Goal = Write down each entry again, exactly as it reads.
[Start Records for this exercise]
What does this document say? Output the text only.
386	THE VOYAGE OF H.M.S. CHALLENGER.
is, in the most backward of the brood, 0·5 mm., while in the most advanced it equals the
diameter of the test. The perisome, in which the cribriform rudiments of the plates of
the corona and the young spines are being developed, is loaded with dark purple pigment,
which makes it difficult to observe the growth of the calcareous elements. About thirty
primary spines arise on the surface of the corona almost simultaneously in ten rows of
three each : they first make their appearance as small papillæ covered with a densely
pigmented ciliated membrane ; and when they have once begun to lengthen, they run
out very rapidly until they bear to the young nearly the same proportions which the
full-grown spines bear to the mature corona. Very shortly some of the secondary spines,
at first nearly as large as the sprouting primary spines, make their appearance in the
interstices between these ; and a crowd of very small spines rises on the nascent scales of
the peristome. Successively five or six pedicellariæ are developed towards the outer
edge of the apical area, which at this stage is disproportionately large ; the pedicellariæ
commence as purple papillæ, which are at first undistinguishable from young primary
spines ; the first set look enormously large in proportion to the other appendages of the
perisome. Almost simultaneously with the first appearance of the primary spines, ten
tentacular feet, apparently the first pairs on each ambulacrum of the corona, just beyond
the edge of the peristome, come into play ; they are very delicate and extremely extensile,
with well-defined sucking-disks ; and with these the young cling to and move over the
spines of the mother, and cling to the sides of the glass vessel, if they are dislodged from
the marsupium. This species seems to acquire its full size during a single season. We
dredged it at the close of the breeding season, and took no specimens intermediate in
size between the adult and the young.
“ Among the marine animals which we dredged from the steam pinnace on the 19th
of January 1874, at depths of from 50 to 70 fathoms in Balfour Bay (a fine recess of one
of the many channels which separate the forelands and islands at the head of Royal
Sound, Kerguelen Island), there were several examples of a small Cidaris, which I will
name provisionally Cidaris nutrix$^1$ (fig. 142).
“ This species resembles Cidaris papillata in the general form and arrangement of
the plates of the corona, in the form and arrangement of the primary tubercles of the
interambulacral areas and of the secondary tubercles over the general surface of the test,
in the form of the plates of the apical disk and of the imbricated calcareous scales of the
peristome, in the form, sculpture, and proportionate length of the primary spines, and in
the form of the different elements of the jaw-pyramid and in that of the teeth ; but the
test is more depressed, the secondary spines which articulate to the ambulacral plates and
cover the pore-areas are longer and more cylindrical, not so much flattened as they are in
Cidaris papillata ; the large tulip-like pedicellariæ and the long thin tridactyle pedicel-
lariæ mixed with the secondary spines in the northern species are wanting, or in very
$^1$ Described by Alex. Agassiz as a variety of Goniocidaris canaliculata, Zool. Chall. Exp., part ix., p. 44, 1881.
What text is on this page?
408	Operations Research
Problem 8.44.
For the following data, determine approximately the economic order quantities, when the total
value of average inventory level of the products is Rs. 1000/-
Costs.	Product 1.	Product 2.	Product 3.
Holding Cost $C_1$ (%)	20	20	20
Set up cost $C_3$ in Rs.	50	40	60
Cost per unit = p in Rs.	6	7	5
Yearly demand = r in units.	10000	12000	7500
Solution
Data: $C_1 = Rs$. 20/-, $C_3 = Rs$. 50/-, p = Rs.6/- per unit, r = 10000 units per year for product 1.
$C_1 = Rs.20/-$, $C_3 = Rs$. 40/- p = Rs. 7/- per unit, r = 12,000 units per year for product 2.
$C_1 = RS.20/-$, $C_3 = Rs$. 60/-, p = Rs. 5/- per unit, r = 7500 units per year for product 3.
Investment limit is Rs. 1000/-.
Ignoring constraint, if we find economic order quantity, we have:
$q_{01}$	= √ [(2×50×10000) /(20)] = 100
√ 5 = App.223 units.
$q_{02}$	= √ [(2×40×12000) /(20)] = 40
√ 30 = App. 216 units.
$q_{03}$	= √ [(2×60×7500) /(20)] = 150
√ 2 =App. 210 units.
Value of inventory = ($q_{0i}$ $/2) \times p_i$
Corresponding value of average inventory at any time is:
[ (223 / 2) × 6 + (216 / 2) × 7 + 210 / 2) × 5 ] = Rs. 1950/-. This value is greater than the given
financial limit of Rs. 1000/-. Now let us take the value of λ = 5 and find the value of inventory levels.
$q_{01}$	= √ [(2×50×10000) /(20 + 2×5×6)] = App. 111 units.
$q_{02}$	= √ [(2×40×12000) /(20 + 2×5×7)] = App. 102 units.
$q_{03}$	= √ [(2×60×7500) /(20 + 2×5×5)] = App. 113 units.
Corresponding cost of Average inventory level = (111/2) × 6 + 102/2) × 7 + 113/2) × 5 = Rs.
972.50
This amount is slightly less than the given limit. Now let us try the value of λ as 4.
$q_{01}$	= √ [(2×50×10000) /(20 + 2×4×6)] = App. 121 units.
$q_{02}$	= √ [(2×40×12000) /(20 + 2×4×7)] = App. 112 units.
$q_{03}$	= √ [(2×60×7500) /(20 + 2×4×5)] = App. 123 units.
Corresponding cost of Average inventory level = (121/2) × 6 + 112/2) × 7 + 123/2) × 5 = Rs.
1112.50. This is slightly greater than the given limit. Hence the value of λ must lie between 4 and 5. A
[End Records for this exercise]
Reply =
What does this document say? Output the text only.
386	THE VOYAGE OF H.M.S. CHALLENGER.
is, in the most backward of the brood, 0·5 mm., while in the most advanced it equals the
diameter of the test. The perisome, in which the cribriform rudiments of the plates of
the corona and the young spines are being developed, is loaded with dark purple pigment,
which makes it difficult to observe the growth of the calcareous elements. About thirty
primary spines arise on the surface of the corona almost simultaneously in ten rows of
three each : they first make their appearance as small papillæ covered with a densely
pigmented ciliated membrane ; and when they have once begun to lengthen, they run
out very rapidly until they bear to the young nearly the same proportions which the
full-grown spines bear to the mature corona. Very shortly some of the secondary spines,
at first nearly as large as the sprouting primary spines, make their appearance in the
interstices between these ; and a crowd of very small spines rises on the nascent scales of
the peristome. Successively five or six pedicellariæ are developed towards the outer
edge of the apical area, which at this stage is disproportionately large ; the pedicellariæ
commence as purple papillæ, which are at first undistinguishable from young primary
spines ; the first set look enormously large in proportion to the other appendages of the
perisome. Almost simultaneously with the first appearance of the primary spines, ten
tentacular feet, apparently the first pairs on each ambulacrum of the corona, just beyond
the edge of the peristome, come into play ; they are very delicate and extremely extensile,
with well-defined sucking-disks ; and with these the young cling to and move over the
spines of the mother, and cling to the sides of the glass vessel, if they are dislodged from
the marsupium. This species seems to acquire its full size during a single season. We
dredged it at the close of the breeding season, and took no specimens intermediate in
size between the adult and the young.
“ Among the marine animals which we dredged from the steam pinnace on the 19th
of January 1874, at depths of from 50 to 70 fathoms in Balfour Bay (a fine recess of one
of the many channels which separate the forelands and islands at the head of Royal
Sound, Kerguelen Island), there were several examples of a small Cidaris, which I will
name provisionally Cidaris nutrix$^1$ (fig. 142).
“ This species resembles Cidaris papillata in the general form and arrangement of
the plates of the corona, in the form and arrangement of the primary tubercles of the
interambulacral areas and of the secondary tubercles over the general surface of the test,
in the form of the plates of the apical disk and of the imbricated calcareous scales of the
peristome, in the form, sculpture, and proportionate length of the primary spines, and in
the form of the different elements of the jaw-pyramid and in that of the teeth ; but the
test is more depressed, the secondary spines which articulate to the ambulacral plates and
cover the pore-areas are longer and more cylindrical, not so much flattened as they are in
Cidaris papillata ; the large tulip-like pedicellariæ and the long thin tridactyle pedicel-
lariæ mixed with the secondary spines in the northern species are wanting, or in very
$^1$ Described by Alex. Agassiz as a variety of Goniocidaris canaliculata, Zool. Chall. Exp., part ix., p. 44, 1881.
What text is on this page?
408	Operations Research
Problem 8.44.
For the following data, determine approximately the economic order quantities, when the total
value of average inventory level of the products is Rs. 1000/-
Costs.	Product 1.	Product 2.	Product 3.
Holding Cost $C_1$ (%)	20	20	20
Set up cost $C_3$ in Rs.	50	40	60
Cost per unit = p in Rs.	6	7	5
Yearly demand = r in units.	10000	12000	7500
Solution
Data: $C_1 = Rs$. 20/-, $C_3 = Rs$. 50/-, p = Rs.6/- per unit, r = 10000 units per year for product 1.
$C_1 = Rs.20/-$, $C_3 = Rs$. 40/- p = Rs. 7/- per unit, r = 12,000 units per year for product 2.
$C_1 = RS.20/-$, $C_3 = Rs$. 60/-, p = Rs. 5/- per unit, r = 7500 units per year for product 3.
Investment limit is Rs. 1000/-.
Ignoring constraint, if we find economic order quantity, we have:
$q_{01}$	= √ [(2×50×10000) /(20)] = 100
√ 5 = App.223 units.
$q_{02}$	= √ [(2×40×12000) /(20)] = 40
√ 30 = App. 216 units.
$q_{03}$	= √ [(2×60×7500) /(20)] = 150
√ 2 =App. 210 units.
Value of inventory = ($q_{0i}$ $/2) \times p_i$
Corresponding value of average inventory at any time is:
[ (223 / 2) × 6 + (216 / 2) × 7 + 210 / 2) × 5 ] = Rs. 1950/-. This value is greater than the given
financial limit of Rs. 1000/-. Now let us take the value of λ = 5 and find the value of inventory levels.
$q_{01}$	= √ [(2×50×10000) /(20 + 2×5×6)] = App. 111 units.
$q_{02}$	= √ [(2×40×12000) /(20 + 2×5×7)] = App. 102 units.
$q_{03}$	= √ [(2×60×7500) /(20 + 2×5×5)] = App. 113 units.
Corresponding cost of Average inventory level = (111/2) × 6 + 102/2) × 7 + 113/2) × 5 = Rs.
972.50
This amount is slightly less than the given limit. Now let us try the value of λ as 4.
$q_{01}$	= √ [(2×50×10000) /(20 + 2×4×6)] = App. 121 units.
$q_{02}$	= √ [(2×40×12000) /(20 + 2×4×7)] = App. 112 units.
$q_{03}$	= √ [(2×60×7500) /(20 + 2×4×5)] = App. 123 units.
Corresponding cost of Average inventory level = (121/2) × 6 + 112/2) × 7 + 123/2) × 5 = Rs.
1112.50. This is slightly greater than the given limit. Hence the value of λ must lie between 4 and 5. A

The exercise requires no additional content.